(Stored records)
________________

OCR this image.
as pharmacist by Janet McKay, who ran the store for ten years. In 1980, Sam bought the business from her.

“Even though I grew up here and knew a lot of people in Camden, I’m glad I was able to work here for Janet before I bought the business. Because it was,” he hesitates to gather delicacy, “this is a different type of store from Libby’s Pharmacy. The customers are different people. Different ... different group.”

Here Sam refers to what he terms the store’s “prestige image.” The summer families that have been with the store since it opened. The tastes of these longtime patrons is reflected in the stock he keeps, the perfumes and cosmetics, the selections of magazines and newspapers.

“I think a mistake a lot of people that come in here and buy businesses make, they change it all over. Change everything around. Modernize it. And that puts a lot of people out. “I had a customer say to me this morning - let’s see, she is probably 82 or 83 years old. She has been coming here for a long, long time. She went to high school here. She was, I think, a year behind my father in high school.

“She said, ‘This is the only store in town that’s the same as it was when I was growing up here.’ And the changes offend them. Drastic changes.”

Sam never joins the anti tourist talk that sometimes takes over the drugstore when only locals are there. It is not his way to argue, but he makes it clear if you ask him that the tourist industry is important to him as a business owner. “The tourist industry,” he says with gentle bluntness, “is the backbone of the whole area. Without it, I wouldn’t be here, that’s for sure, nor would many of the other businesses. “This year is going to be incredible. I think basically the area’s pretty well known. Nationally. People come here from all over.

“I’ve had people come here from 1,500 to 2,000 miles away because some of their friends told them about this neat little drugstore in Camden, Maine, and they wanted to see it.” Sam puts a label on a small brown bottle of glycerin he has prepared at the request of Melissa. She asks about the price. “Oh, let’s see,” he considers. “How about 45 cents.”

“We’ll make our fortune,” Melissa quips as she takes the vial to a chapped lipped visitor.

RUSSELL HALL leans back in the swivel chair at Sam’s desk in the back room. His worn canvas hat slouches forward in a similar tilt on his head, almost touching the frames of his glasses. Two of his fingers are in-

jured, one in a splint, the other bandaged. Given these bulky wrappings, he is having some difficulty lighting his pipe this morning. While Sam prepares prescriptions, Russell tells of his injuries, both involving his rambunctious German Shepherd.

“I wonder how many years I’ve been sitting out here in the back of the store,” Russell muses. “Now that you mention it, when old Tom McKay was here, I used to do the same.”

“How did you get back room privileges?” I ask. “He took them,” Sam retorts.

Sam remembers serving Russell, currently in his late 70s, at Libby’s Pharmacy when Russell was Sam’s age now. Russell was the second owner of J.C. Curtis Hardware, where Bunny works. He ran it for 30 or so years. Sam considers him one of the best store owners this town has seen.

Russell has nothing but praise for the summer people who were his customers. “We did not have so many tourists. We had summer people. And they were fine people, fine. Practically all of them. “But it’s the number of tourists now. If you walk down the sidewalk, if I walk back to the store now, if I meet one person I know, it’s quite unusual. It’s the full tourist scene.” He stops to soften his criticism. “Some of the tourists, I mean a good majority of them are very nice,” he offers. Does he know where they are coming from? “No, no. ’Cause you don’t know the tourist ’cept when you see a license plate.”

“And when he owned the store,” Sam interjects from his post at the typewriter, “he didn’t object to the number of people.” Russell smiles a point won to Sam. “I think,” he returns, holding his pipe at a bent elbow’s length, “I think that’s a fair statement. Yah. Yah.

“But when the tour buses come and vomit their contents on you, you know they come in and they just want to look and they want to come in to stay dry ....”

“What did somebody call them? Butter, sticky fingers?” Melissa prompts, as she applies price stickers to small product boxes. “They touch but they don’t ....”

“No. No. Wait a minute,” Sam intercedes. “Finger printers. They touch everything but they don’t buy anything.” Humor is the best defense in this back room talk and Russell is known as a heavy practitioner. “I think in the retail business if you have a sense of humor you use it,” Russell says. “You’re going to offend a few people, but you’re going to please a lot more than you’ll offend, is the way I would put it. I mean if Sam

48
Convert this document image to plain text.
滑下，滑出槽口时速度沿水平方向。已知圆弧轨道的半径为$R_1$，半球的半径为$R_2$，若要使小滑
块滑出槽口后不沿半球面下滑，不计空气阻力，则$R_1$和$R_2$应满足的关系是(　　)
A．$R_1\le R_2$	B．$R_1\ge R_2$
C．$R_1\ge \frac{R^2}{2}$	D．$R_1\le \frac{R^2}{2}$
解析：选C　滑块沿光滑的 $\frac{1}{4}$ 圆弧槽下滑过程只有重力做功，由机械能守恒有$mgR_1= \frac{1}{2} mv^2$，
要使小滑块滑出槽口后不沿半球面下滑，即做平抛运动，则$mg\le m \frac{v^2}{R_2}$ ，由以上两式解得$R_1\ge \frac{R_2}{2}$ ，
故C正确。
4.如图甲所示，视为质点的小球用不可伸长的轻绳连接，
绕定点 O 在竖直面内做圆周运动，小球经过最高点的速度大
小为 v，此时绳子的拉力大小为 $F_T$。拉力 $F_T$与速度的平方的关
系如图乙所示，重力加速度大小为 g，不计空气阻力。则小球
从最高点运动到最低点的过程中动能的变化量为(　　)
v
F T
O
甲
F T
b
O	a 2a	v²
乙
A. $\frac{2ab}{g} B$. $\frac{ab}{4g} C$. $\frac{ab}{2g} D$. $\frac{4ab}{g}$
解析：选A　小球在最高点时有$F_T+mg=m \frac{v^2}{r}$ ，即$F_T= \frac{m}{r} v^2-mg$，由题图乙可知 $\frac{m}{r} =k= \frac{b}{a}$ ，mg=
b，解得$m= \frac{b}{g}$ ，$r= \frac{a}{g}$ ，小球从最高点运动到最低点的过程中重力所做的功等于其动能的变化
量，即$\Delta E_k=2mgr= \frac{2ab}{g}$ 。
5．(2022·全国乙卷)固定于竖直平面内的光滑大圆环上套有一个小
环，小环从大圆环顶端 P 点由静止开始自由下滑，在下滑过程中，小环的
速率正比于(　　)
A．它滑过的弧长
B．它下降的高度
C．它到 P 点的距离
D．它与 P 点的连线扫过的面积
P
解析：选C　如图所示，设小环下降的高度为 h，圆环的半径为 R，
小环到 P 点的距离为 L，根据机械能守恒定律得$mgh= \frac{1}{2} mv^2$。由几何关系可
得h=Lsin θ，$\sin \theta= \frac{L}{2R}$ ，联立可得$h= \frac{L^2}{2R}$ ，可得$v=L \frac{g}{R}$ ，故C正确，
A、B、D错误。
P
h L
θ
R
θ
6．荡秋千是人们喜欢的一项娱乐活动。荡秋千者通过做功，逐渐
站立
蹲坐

________________

Your task is to repeat each line of the material exactly.

OCR this image.
as pharmacist by Janet McKay, who ran the store for ten years. In 1980, Sam bought the business from her.

“Even though I grew up here and knew a lot of people in Camden, I’m glad I was able to work here for Janet before I bought the business. Because it was,” he hesitates to gather delicacy, “this is a different type of store from Libby’s Pharmacy. The customers are different people. Different ... different group.”

Here Sam refers to what he terms the store’s “prestige image.” The summer families that have been with the store since it opened. The tastes of these longtime patrons is reflected in the stock he keeps, the perfumes and cosmetics, the selections of magazines and newspapers.

“I think a mistake a lot of people that come in here and buy businesses make, they change it all over. Change everything around. Modernize it. And that puts a lot of people out. “I had a customer say to me this morning - let’s see, she is probably 82 or 83 years old. She has been coming here for a long, long time. She went to high school here. She was, I think, a year behind my father in high school.

“She said, ‘This is the only store in town that’s the same as it was when I was growing up here.’ And the changes offend them. Drastic changes.”

Sam never joins the anti tourist talk that sometimes takes over the drugstore when only locals are there. It is not his way to argue, but he makes it clear if you ask him that the tourist industry is important to him as a business owner. “The tourist industry,” he says with gentle bluntness, “is the backbone of the whole area. Without it, I wouldn’t be here, that’s for sure, nor would many of the other businesses. “This year is going to be incredible. I think basically the area’s pretty well known. Nationally. People come here from all over.

“I’ve had people come here from 1,500 to 2,000 miles away because some of their friends told them about this neat little drugstore in Camden, Maine, and they wanted to see it.” Sam puts a label on a small brown bottle of glycerin he has prepared at the request of Melissa. She asks about the price. “Oh, let’s see,” he considers. “How about 45 cents.”

“We’ll make our fortune,” Melissa quips as she takes the vial to a chapped lipped visitor.

RUSSELL HALL leans back in the swivel chair at Sam’s desk in the back room. His worn canvas hat slouches forward in a similar tilt on his head, almost touching the frames of his glasses. Two of his fingers are in-

jured, one in a splint, the other bandaged. Given these bulky wrappings, he is having some difficulty lighting his pipe this morning. While Sam prepares prescriptions, Russell tells of his injuries, both involving his rambunctious German Shepherd.

“I wonder how many years I’ve been sitting out here in the back of the store,” Russell muses. “Now that you mention it, when old Tom McKay was here, I used to do the same.”

“How did you get back room privileges?” I ask. “He took them,” Sam retorts.

Sam remembers serving Russell, currently in his late 70s, at Libby’s Pharmacy when Russell was Sam’s age now. Russell was the second owner of J.C. Curtis Hardware, where Bunny works. He ran it for 30 or so years. Sam considers him one of the best store owners this town has seen.

Russell has nothing but praise for the summer people who were his customers. “We did not have so many tourists. We had summer people. And they were fine people, fine. Practically all of them. “But it’s the number of tourists now. If you walk down the sidewalk, if I walk back to the store now, if I meet one person I know, it’s quite unusual. It’s the full tourist scene.” He stops to soften his criticism. “Some of the tourists, I mean a good majority of them are very nice,” he offers. Does he know where they are coming from? “No, no. ’Cause you don’t know the tourist ’cept when you see a license plate.”

“And when he owned the store,” Sam interjects from his post at the typewriter, “he didn’t object to the number of people.” Russell smiles a point won to Sam. “I think,” he returns, holding his pipe at a bent elbow’s length, “I think that’s a fair statement. Yah. Yah.

“But when the tour buses come and vomit their contents on you, you know they come in and they just want to look and they want to come in to stay dry ....”

“What did somebody call them? Butter, sticky fingers?” Melissa prompts, as she applies price stickers to small product boxes. “They touch but they don’t ....”

“No. No. Wait a minute,” Sam intercedes. “Finger printers. They touch everything but they don’t buy anything.” Humor is the best defense in this back room talk and Russell is known as a heavy practitioner. “I think in the retail business if you have a sense of humor you use it,” Russell says. “You’re going to offend a few people, but you’re going to please a lot more than you’ll offend, is the way I would put it. I mean if Sam

48
Convert this document image to plain text.
滑下，滑出槽口时速度沿水平方向。已知圆弧轨道的半径为$R_1$，半球的半径为$R_2$，若要使小滑
块滑出槽口后不沿半球面下滑，不计空气阻力，则$R_1$和$R_2$应满足的关系是(　　)
A．$R_1\le R_2$	B．$R_1\ge R_2$
C．$R_1\ge \frac{R^2}{2}$	D．$R_1\le \frac{R^2}{2}$
解析：选C　滑块沿光滑的 $\frac{1}{4}$ 圆弧槽下滑过程只有重力做功，由机械能守恒有$mgR_1= \frac{1}{2} mv^2$，
要使小滑块滑出槽口后不沿半球面下滑，即做平抛运动，则$mg\le m \frac{v^2}{R_2}$ ，由以上两式解得$R_1\ge \frac{R_2}{2}$ ，
故C正确。
4.如图甲所示，视为质点的小球用不可伸长的轻绳连接，
绕定点 O 在竖直面内做圆周运动，小球经过最高点的速度大
小为 v，此时绳子的拉力大小为 $F_T$。拉力 $F_T$与速度的平方的关
系如图乙所示，重力加速度大小为 g，不计空气阻力。则小球
从最高点运动到最低点的过程中动能的变化量为(　　)
v
F T
O
甲
F T
b
O	a 2a	v²
乙
A. $\frac{2ab}{g} B$. $\frac{ab}{4g} C$. $\frac{ab}{2g} D$. $\frac{4ab}{g}$
解析：选A　小球在最高点时有$F_T+mg=m \frac{v^2}{r}$ ，即$F_T= \frac{m}{r} v^2-mg$，由题图乙可知 $\frac{m}{r} =k= \frac{b}{a}$ ，mg=
b，解得$m= \frac{b}{g}$ ，$r= \frac{a}{g}$ ，小球从最高点运动到最低点的过程中重力所做的功等于其动能的变化
量，即$\Delta E_k=2mgr= \frac{2ab}{g}$ 。
5．(2022·全国乙卷)固定于竖直平面内的光滑大圆环上套有一个小
环，小环从大圆环顶端 P 点由静止开始自由下滑，在下滑过程中，小环的
速率正比于(　　)
A．它滑过的弧长
B．它下降的高度
C．它到 P 点的距离
D．它与 P 点的连线扫过的面积
P
解析：选C　如图所示，设小环下降的高度为 h，圆环的半径为 R，
小环到 P 点的距离为 L，根据机械能守恒定律得$mgh= \frac{1}{2} mv^2$。由几何关系可
得h=Lsin θ，$\sin \theta= \frac{L}{2R}$ ，联立可得$h= \frac{L^2}{2R}$ ，可得$v=L \frac{g}{R}$ ，故C正确，
A、B、D错误。
P
h L
θ
R
θ
6．荡秋千是人们喜欢的一项娱乐活动。荡秋千者通过做功，逐渐
站立
蹲坐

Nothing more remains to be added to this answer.